(Entries with figure data)

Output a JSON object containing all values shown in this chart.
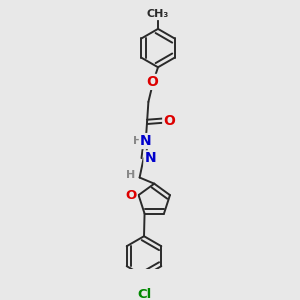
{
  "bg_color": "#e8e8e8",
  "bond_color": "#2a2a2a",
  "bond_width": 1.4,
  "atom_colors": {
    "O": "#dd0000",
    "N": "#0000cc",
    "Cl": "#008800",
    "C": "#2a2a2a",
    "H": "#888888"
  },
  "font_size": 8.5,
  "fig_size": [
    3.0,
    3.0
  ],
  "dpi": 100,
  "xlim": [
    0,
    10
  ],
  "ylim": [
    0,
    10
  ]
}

> Problem: Reproduce the entries above without change, omitting all pictures.

> Output below:
Output a JSON object containing all values shown in this chart.
{
  "bg_color": "#e8e8e8",
  "bond_color": "#2a2a2a",
  "bond_width": 1.4,
  "atom_colors": {
    "O": "#dd0000",
    "N": "#0000cc",
    "Cl": "#008800",
    "C": "#2a2a2a",
    "H": "#888888"
  },
  "font_size": 8.5,
  "fig_size": [
    3.0,
    3.0
  ],
  "dpi": 100,
  "xlim": [
    0,
    10
  ],
  "ylim": [
    0,
    10
  ]
}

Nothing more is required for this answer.